## DIRECTIVE
Wherever the string "niet" occurs in a line of these records, report that line.

## GIVEN RECORDS
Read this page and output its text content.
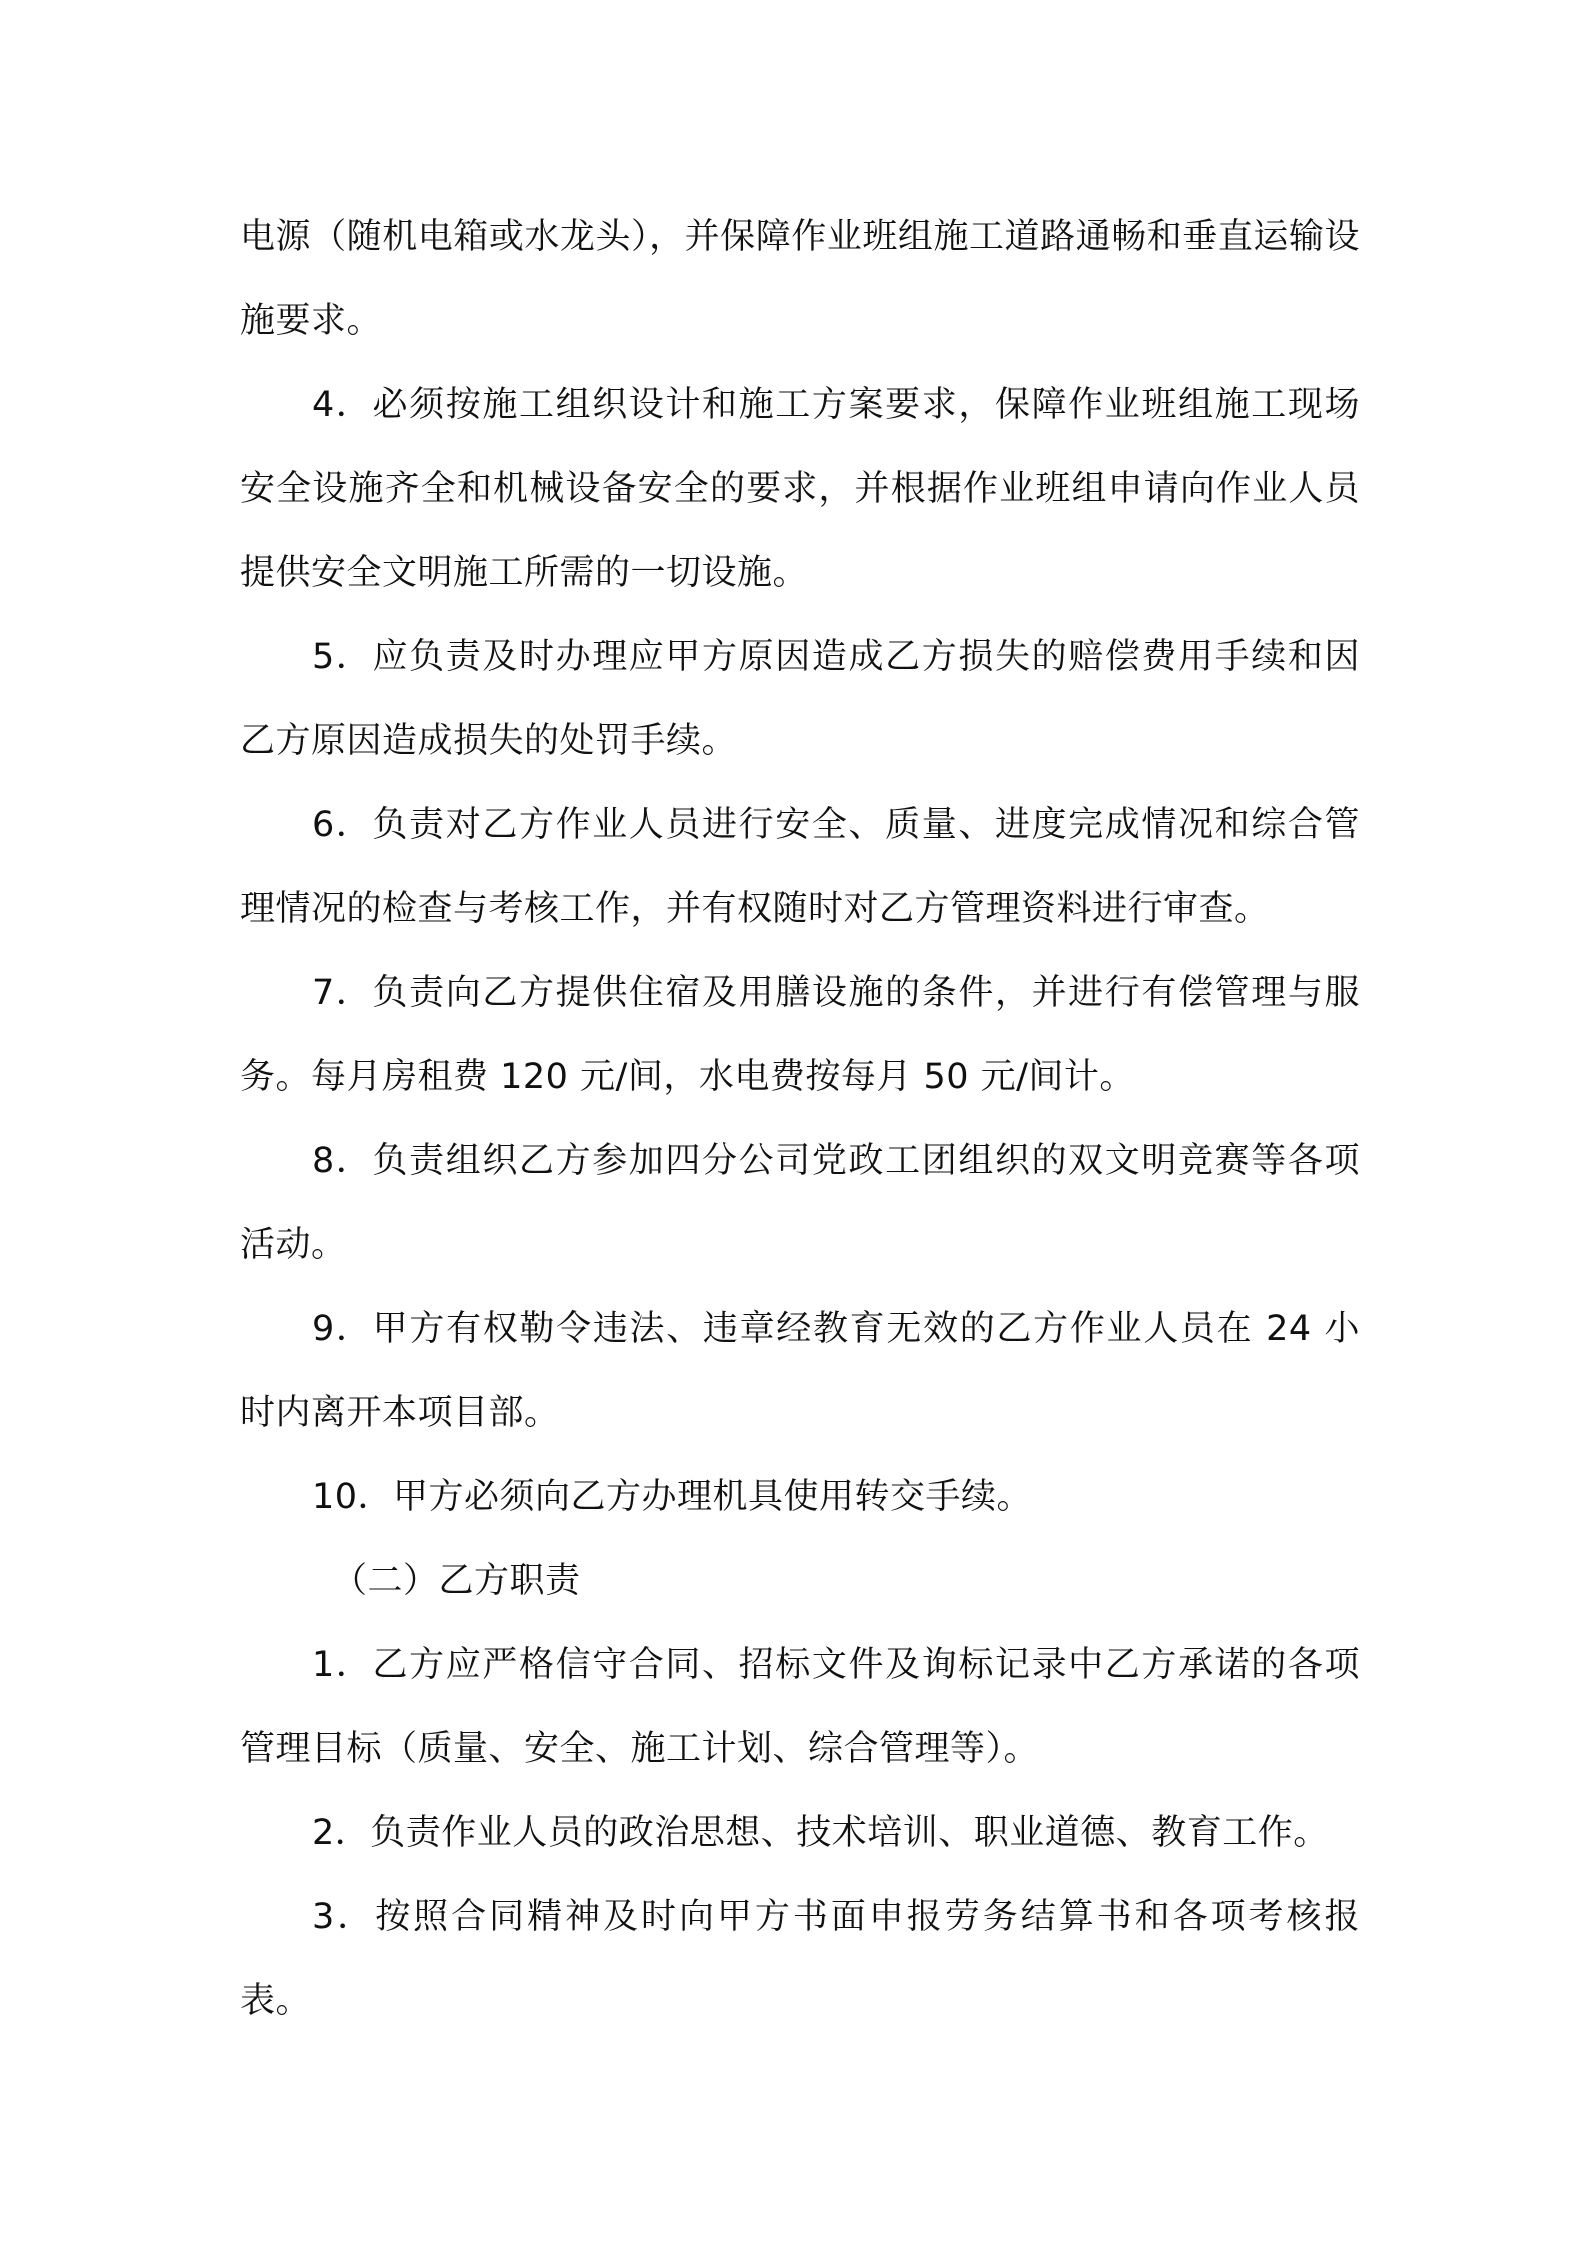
电源（随机电箱或水龙头），并保障作业班组施工道路通畅和垂直运输设施要求。

4．必须按施工组织设计和施工方案要求，保障作业班组施工现场安全设施齐全和机械设备安全的要求，并根据作业班组申请向作业人员提供安全文明施工所需的一切设施。

5．应负责及时办理应甲方原因造成乙方损失的赔偿费用手续和因乙方原因造成损失的处罚手续。

6．负责对乙方作业人员进行安全、质量、进度完成情况和综合管理情况的检查与考核工作，并有权随时对乙方管理资料进行审查。

7．负责向乙方提供住宿及用膳设施的条件，并进行有偿管理与服务。每月房租费 120 元/间，水电费按每月 50 元/间计。

8．负责组织乙方参加四分公司党政工团组织的双文明竞赛等各项活动。

9．甲方有权勒令违法、违章经教育无效的乙方作业人员在 24 小时内离开本项目部。

10．甲方必须向乙方办理机具使用转交手续。

（二）乙方职责

1．乙方应严格信守合同、招标文件及询标记录中乙方承诺的各项管理目标（质量、安全、施工计划、综合管理等）。

2．负责作业人员的政治思想、技术培训、职业道德、教育工作。

3．按照合同精神及时向甲方书面申报劳务结算书和各项考核报表。
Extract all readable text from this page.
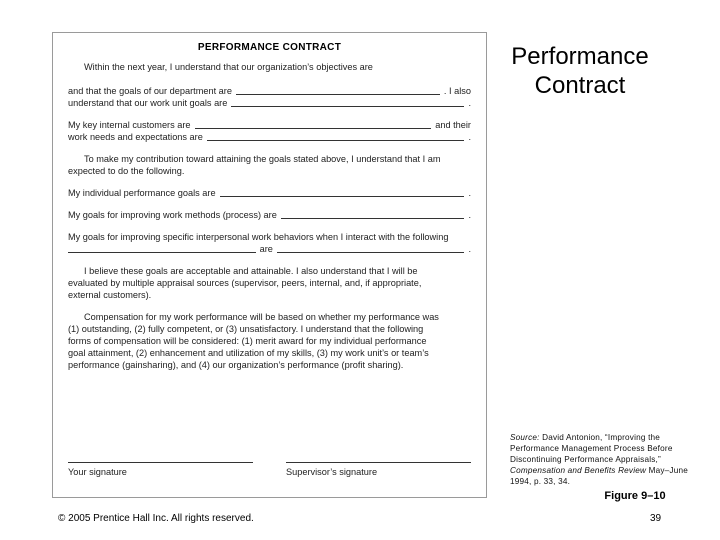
PERFORMANCE CONTRACT
Within the next year, I understand that our organization’s objectives are
and that the goals of our department are	. I also
understand that our work unit goals are	.
My key internal customers are	and their
work needs and expectations are	.
To make my contribution toward attaining the goals stated above, I understand that I am
expected to do the following.
My individual performance goals are	.
My goals for improving work methods (process) are	.
My goals for improving specific interpersonal work behaviors when I interact with the following
are	.
I believe these goals are acceptable and attainable. I also understand that I will be
evaluated by multiple appraisal sources (supervisor, peers, internal, and, if appropriate,
external customers).
Compensation for my work performance will be based on whether my performance was
(1) outstanding, (2) fully competent, or (3) unsatisfactory. I understand that the following
forms of compensation will be considered: (1) merit award for my individual performance
goal attainment, (2) enhancement and utilization of my skills, (3) my work unit’s or team’s
performance (gainsharing), and (4) our organization’s performance (profit sharing).
Your signature	Supervisor’s signature
Performance
Contract
Source: David Antonion, “Improving the Performance Management Process Before Discontinuing Performance Appraisals,” Compensation and Benefits Review May–June 1994, p. 33, 34.
Figure 9–10
© 2005 Prentice Hall Inc. All rights reserved.	39
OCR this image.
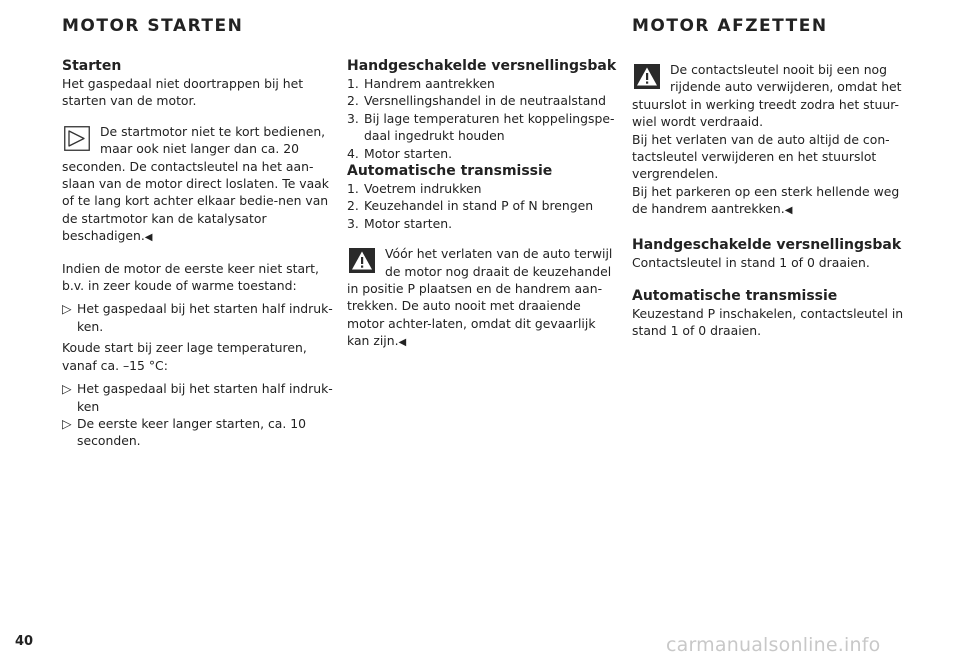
MOTOR STARTEN	MOTOR AFZETTEN

Starten

Het gaspedaal niet doortrappen bij het starten van de motor.

De startmotor niet te kort bedienen,

maar ook niet langer dan ca. 20

seconden. De contactsleutel na het aan-slaan van de motor direct loslaten. Te vaak of te lang kort achter elkaar bedie-nen van de startmotor kan de katalysator beschadigen.◀

Indien de motor de eerste keer niet start, b.v. in zeer koude of warme toestand:

▷ Het gaspedaal bij het starten half indruk-ken.

Koude start bij zeer lage temperaturen, vanaf ca. –15 °C:

▷ Het gaspedaal bij het starten half indruk-ken
▷ De eerste keer langer starten, ca. 10 seconden.

Handgeschakelde versnellingsbak

1. Handrem aantrekken
2. Versnellingshandel in de neutraalstand
3. Bij lage temperaturen het koppelingspe-daal ingedrukt houden
4. Motor starten.

Automatische transmissie

1. Voetrem indrukken
2. Keuzehandel in stand P of N brengen
3. Motor starten.

Vóór het verlaten van de auto terwijl

de motor nog draait de keuzehandel

in positie P plaatsen en de handrem aan-trekken. De auto nooit met draaiende motor achter-laten, omdat dit gevaarlijk kan zijn.◀

De contactsleutel nooit bij een nog

rijdende auto verwijderen, omdat het

stuurslot in werking treedt zodra het stuur-wiel wordt verdraaid.

Bij het verlaten van de auto altijd de con-tactsleutel verwijderen en het stuurslot vergrendelen.

Bij het parkeren op een sterk hellende weg de handrem aantrekken.◀

Handgeschakelde versnellingsbak

Contactsleutel in stand 1 of 0 draaien.

Automatische transmissie

Keuzestand P inschakelen, contactsleutel in stand 1 of 0 draaien.

40	carmanualsonline.info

## WRITTEN ANSWER
Het gaspedaal niet doortrappen bij het starten van de motor.
De startmotor niet te kort bedienen,
maar ook niet langer dan ca. 20
Indien de motor de eerste keer niet start, b.v. in zeer koude of warme toestand:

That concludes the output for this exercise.